**PROBLEM TO SOLVE**
Your task is to give the data again, exactly, with every line intact.

(Saved entries)
:::::

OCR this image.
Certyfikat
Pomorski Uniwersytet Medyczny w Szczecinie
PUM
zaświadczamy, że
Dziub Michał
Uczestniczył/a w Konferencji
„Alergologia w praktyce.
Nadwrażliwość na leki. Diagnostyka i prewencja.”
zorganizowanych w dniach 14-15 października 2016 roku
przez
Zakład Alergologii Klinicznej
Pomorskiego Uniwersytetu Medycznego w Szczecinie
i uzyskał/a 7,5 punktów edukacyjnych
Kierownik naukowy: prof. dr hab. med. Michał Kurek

:::::

**RESULT**
OCR this image.
Certyfikat
Pomorski Uniwersytet Medyczny w Szczecinie
PUM
zaświadczamy, że
Dziub Michał
Uczestniczył/a w Konferencji
„Alergologia w praktyce.
Nadwrażliwość na leki. Diagnostyka i prewencja.”
zorganizowanych w dniach 14-15 października 2016 roku
przez
Zakład Alergologii Klinicznej
Pomorskiego Uniwersytetu Medycznego w Szczecinie
i uzyskał/a 7,5 punktów edukacyjnych
Kierownik naukowy: prof. dr hab. med. Michał Kurek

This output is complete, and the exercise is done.